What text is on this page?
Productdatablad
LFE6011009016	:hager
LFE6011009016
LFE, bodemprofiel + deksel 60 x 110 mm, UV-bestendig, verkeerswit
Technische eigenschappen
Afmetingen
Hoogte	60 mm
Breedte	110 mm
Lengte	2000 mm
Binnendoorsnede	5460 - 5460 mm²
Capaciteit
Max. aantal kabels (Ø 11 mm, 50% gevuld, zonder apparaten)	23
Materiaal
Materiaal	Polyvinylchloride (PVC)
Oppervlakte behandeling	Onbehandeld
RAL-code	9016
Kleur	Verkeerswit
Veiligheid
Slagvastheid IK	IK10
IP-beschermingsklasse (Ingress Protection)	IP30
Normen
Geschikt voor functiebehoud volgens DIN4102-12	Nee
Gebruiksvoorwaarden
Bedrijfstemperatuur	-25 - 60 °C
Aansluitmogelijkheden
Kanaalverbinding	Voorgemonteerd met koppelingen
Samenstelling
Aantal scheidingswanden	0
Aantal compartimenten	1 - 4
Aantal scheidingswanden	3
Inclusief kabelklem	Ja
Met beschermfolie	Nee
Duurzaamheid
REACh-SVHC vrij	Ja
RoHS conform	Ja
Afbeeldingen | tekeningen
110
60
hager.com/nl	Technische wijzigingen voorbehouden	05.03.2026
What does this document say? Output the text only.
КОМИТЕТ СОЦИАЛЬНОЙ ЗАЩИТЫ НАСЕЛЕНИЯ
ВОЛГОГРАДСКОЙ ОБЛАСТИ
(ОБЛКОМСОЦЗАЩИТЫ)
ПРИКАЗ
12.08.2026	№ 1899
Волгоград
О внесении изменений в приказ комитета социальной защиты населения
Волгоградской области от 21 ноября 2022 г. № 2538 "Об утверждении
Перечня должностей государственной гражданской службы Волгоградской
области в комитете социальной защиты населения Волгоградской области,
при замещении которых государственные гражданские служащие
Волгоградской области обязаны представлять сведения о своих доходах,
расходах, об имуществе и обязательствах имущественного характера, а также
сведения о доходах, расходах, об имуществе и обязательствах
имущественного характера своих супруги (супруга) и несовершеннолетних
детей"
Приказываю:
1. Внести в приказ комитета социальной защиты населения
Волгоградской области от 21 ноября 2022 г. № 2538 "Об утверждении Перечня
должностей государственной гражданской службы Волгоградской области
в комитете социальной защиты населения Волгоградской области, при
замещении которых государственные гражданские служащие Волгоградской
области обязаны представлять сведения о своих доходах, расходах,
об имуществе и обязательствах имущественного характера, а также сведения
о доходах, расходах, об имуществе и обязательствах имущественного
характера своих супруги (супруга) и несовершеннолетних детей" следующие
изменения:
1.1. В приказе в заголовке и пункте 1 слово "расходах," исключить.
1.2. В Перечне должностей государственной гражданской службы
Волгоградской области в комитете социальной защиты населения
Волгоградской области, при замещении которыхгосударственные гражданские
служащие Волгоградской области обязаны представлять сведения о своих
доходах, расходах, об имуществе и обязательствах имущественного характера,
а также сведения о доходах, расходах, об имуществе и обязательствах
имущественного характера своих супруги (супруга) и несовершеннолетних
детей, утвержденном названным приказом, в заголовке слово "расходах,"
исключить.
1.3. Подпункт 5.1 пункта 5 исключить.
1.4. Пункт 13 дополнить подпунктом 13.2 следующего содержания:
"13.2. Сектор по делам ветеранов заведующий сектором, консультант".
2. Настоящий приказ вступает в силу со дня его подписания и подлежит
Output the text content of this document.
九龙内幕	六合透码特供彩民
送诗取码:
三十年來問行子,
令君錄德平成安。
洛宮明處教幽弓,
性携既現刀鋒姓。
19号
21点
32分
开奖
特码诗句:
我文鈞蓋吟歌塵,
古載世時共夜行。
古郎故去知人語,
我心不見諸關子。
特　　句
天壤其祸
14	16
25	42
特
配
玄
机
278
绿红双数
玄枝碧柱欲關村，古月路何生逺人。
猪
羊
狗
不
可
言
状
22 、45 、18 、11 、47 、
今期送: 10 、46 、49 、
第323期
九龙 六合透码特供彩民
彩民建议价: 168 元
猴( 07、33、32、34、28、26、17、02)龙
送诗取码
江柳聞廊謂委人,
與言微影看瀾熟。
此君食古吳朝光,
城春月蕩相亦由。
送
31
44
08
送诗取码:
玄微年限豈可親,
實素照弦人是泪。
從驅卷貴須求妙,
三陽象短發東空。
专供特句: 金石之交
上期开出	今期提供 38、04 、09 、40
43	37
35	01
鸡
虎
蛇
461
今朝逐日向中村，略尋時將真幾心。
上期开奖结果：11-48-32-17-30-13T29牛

EXERCISE BRIEF:
Check every line for "scheidingswanden" and show the ones that have it.

SOLUTION TO THIS PROBLEM:
Aantal scheidingswanden	0
Aantal scheidingswanden	3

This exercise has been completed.